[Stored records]
++++++

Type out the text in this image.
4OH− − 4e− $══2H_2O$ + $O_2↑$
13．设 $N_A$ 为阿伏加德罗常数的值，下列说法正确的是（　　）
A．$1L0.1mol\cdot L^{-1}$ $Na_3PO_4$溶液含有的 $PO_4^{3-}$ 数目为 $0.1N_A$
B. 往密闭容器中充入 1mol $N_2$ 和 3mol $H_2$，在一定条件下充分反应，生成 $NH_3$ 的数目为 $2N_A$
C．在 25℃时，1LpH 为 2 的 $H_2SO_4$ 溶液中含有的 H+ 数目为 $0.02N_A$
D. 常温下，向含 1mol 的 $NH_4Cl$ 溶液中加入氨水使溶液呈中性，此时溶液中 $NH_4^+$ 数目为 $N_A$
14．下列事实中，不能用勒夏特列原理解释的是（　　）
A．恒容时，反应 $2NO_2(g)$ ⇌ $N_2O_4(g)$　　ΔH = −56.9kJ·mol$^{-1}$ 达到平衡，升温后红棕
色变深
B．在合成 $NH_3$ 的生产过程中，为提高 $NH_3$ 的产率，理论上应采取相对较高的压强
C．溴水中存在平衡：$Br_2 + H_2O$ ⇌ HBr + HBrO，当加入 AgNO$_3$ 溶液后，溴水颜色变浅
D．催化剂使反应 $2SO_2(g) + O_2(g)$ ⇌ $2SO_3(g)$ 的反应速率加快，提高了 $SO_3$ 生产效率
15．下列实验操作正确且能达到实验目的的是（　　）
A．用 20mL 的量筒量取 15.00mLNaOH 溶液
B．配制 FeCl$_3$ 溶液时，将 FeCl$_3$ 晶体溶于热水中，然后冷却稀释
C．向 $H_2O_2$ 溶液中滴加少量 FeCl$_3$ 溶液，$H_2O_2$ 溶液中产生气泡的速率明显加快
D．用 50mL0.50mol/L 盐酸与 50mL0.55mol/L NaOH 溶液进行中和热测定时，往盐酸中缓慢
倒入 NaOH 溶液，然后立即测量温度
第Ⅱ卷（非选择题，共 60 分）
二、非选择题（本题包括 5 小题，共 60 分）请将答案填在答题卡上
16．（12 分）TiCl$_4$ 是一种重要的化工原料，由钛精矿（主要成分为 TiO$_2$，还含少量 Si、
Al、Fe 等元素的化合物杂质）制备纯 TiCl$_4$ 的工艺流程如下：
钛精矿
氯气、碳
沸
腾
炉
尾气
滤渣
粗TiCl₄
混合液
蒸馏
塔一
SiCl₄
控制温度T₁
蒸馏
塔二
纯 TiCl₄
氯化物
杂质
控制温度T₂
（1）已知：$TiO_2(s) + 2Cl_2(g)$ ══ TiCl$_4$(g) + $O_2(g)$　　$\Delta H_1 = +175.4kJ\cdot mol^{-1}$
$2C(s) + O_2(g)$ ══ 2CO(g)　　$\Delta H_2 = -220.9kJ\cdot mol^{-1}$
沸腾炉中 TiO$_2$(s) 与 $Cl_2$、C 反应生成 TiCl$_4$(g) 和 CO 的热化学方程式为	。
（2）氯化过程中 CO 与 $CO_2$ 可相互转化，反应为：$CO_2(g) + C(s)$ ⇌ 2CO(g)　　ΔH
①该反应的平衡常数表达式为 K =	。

++++++

Set problem: Give back the data above exactly as it appears.

Result for this task:
Type out the text in this image.
4OH− − 4e− $══2H_2O$ + $O_2↑$
13．设 $N_A$ 为阿伏加德罗常数的值，下列说法正确的是（　　）
A．$1L0.1mol\cdot L^{-1}$ $Na_3PO_4$溶液含有的 $PO_4^{3-}$ 数目为 $0.1N_A$
B. 往密闭容器中充入 1mol $N_2$ 和 3mol $H_2$，在一定条件下充分反应，生成 $NH_3$ 的数目为 $2N_A$
C．在 25℃时，1LpH 为 2 的 $H_2SO_4$ 溶液中含有的 H+ 数目为 $0.02N_A$
D. 常温下，向含 1mol 的 $NH_4Cl$ 溶液中加入氨水使溶液呈中性，此时溶液中 $NH_4^+$ 数目为 $N_A$
14．下列事实中，不能用勒夏特列原理解释的是（　　）
A．恒容时，反应 $2NO_2(g)$ ⇌ $N_2O_4(g)$　　ΔH = −56.9kJ·mol$^{-1}$ 达到平衡，升温后红棕
色变深
B．在合成 $NH_3$ 的生产过程中，为提高 $NH_3$ 的产率，理论上应采取相对较高的压强
C．溴水中存在平衡：$Br_2 + H_2O$ ⇌ HBr + HBrO，当加入 AgNO$_3$ 溶液后，溴水颜色变浅
D．催化剂使反应 $2SO_2(g) + O_2(g)$ ⇌ $2SO_3(g)$ 的反应速率加快，提高了 $SO_3$ 生产效率
15．下列实验操作正确且能达到实验目的的是（　　）
A．用 20mL 的量筒量取 15.00mLNaOH 溶液
B．配制 FeCl$_3$ 溶液时，将 FeCl$_3$ 晶体溶于热水中，然后冷却稀释
C．向 $H_2O_2$ 溶液中滴加少量 FeCl$_3$ 溶液，$H_2O_2$ 溶液中产生气泡的速率明显加快
D．用 50mL0.50mol/L 盐酸与 50mL0.55mol/L NaOH 溶液进行中和热测定时，往盐酸中缓慢
倒入 NaOH 溶液，然后立即测量温度
第Ⅱ卷（非选择题，共 60 分）
二、非选择题（本题包括 5 小题，共 60 分）请将答案填在答题卡上
16．（12 分）TiCl$_4$ 是一种重要的化工原料，由钛精矿（主要成分为 TiO$_2$，还含少量 Si、
Al、Fe 等元素的化合物杂质）制备纯 TiCl$_4$ 的工艺流程如下：
钛精矿
氯气、碳
沸
腾
炉
尾气
滤渣
粗TiCl₄
混合液
蒸馏
塔一
SiCl₄
控制温度T₁
蒸馏
塔二
纯 TiCl₄
氯化物
杂质
控制温度T₂
（1）已知：$TiO_2(s) + 2Cl_2(g)$ ══ TiCl$_4$(g) + $O_2(g)$　　$\Delta H_1 = +175.4kJ\cdot mol^{-1}$
$2C(s) + O_2(g)$ ══ 2CO(g)　　$\Delta H_2 = -220.9kJ\cdot mol^{-1}$
沸腾炉中 TiO$_2$(s) 与 $Cl_2$、C 反应生成 TiCl$_4$(g) 和 CO 的热化学方程式为	。
（2）氯化过程中 CO 与 $CO_2$ 可相互转化，反应为：$CO_2(g) + C(s)$ ⇌ 2CO(g)　　ΔH
①该反应的平衡常数表达式为 K =	。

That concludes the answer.